▸ **PROBLEM TO WORK ON**:
Exclude the pictures; give every entry again exactly as written.

▸ **PROVIDED RECORDS**:
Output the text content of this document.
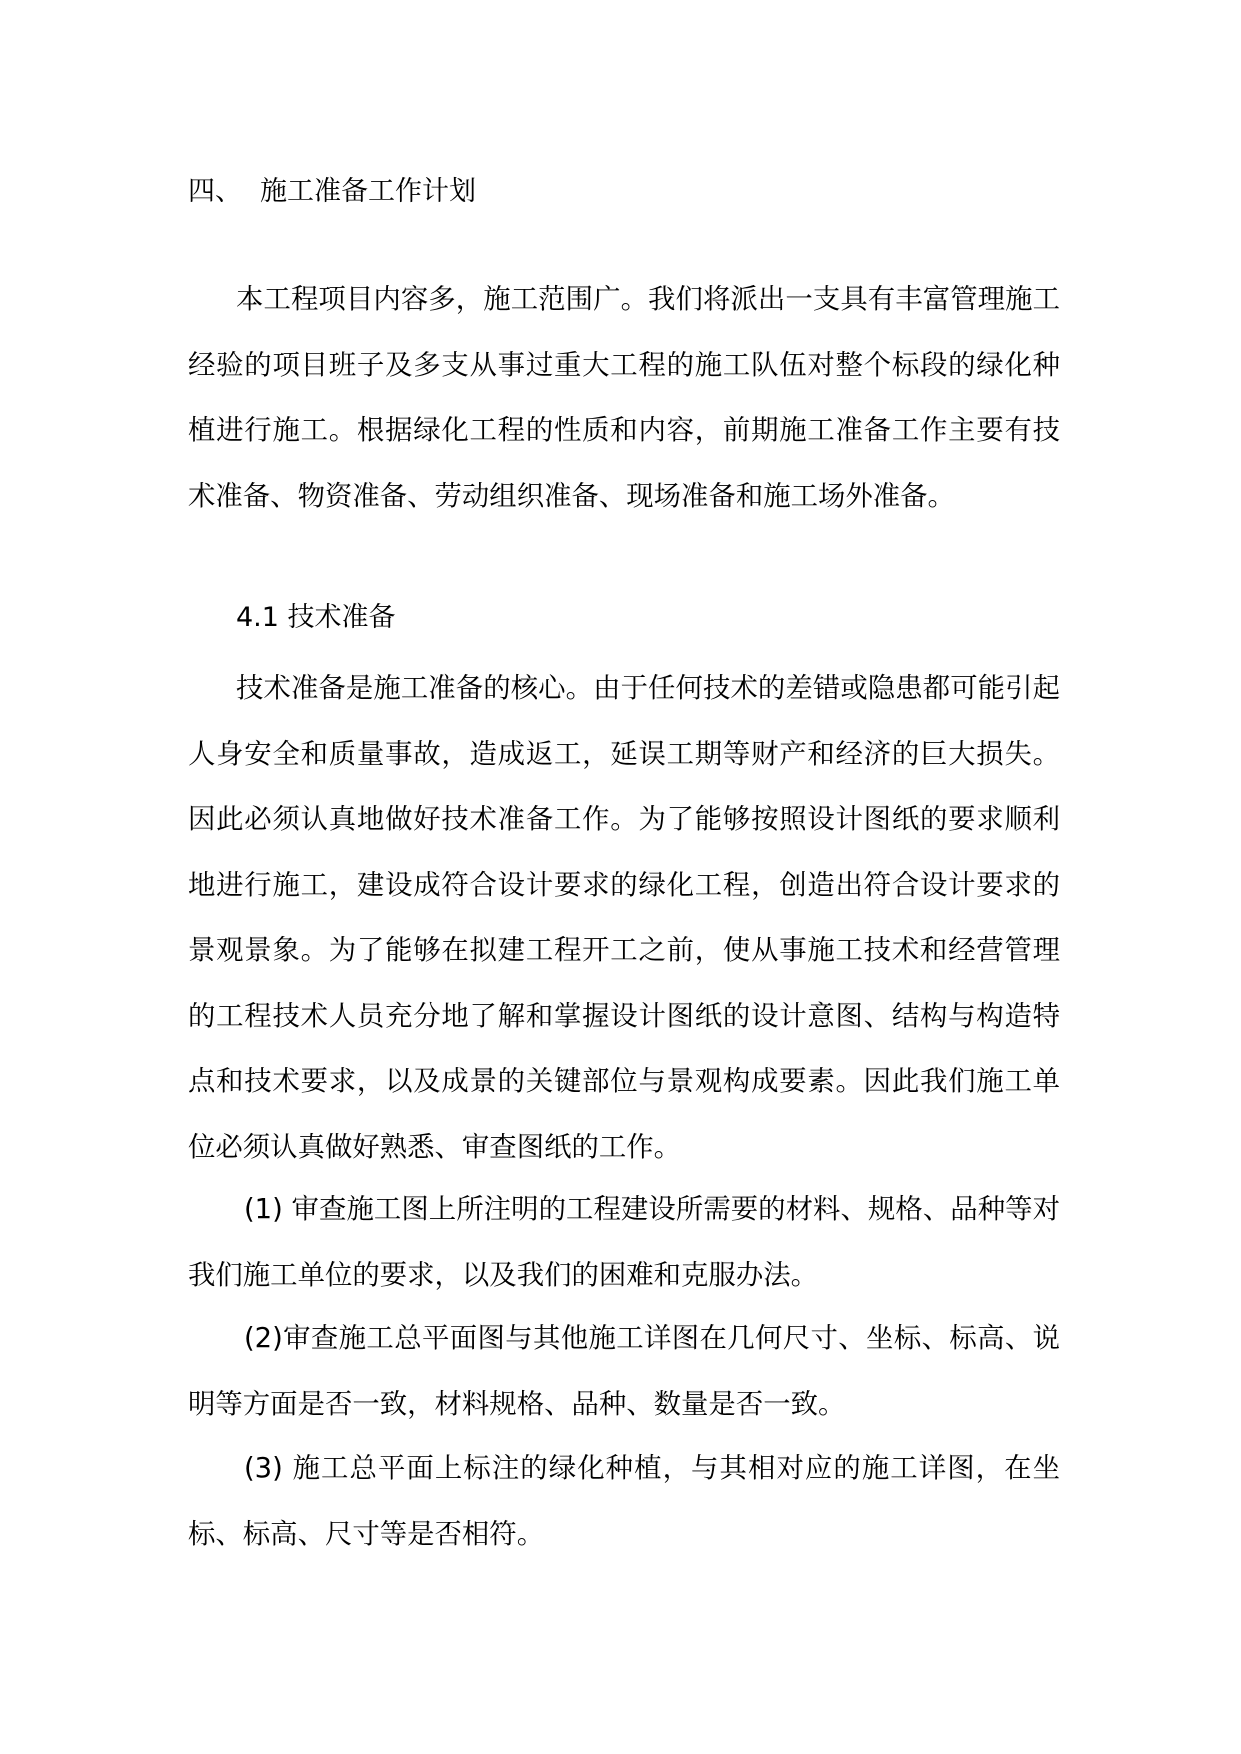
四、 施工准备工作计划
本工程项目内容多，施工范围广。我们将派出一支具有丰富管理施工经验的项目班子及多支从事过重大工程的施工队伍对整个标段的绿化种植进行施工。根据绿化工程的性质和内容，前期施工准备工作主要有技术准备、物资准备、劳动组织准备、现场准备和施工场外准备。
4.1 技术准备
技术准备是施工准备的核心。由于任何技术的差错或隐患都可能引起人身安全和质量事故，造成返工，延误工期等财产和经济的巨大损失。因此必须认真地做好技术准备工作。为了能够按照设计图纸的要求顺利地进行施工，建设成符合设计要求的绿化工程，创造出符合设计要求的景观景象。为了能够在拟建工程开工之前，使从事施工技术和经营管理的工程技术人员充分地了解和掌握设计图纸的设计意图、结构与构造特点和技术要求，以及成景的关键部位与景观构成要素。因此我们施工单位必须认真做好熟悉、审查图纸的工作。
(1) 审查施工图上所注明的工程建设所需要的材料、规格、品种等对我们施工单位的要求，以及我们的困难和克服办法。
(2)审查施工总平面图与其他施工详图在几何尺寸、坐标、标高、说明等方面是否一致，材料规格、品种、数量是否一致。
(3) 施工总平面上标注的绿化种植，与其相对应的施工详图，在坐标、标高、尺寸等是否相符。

▸ **THE ANSWER**:
Output the text content of this document.
四、 施工准备工作计划
本工程项目内容多，施工范围广。我们将派出一支具有丰富管理施工经验的项目班子及多支从事过重大工程的施工队伍对整个标段的绿化种植进行施工。根据绿化工程的性质和内容，前期施工准备工作主要有技术准备、物资准备、劳动组织准备、现场准备和施工场外准备。
4.1 技术准备
技术准备是施工准备的核心。由于任何技术的差错或隐患都可能引起人身安全和质量事故，造成返工，延误工期等财产和经济的巨大损失。因此必须认真地做好技术准备工作。为了能够按照设计图纸的要求顺利地进行施工，建设成符合设计要求的绿化工程，创造出符合设计要求的景观景象。为了能够在拟建工程开工之前，使从事施工技术和经营管理的工程技术人员充分地了解和掌握设计图纸的设计意图、结构与构造特点和技术要求，以及成景的关键部位与景观构成要素。因此我们施工单位必须认真做好熟悉、审查图纸的工作。
(1) 审查施工图上所注明的工程建设所需要的材料、规格、品种等对我们施工单位的要求，以及我们的困难和克服办法。
(2)审查施工总平面图与其他施工详图在几何尺寸、坐标、标高、说明等方面是否一致，材料规格、品种、数量是否一致。
(3) 施工总平面上标注的绿化种植，与其相对应的施工详图，在坐标、标高、尺寸等是否相符。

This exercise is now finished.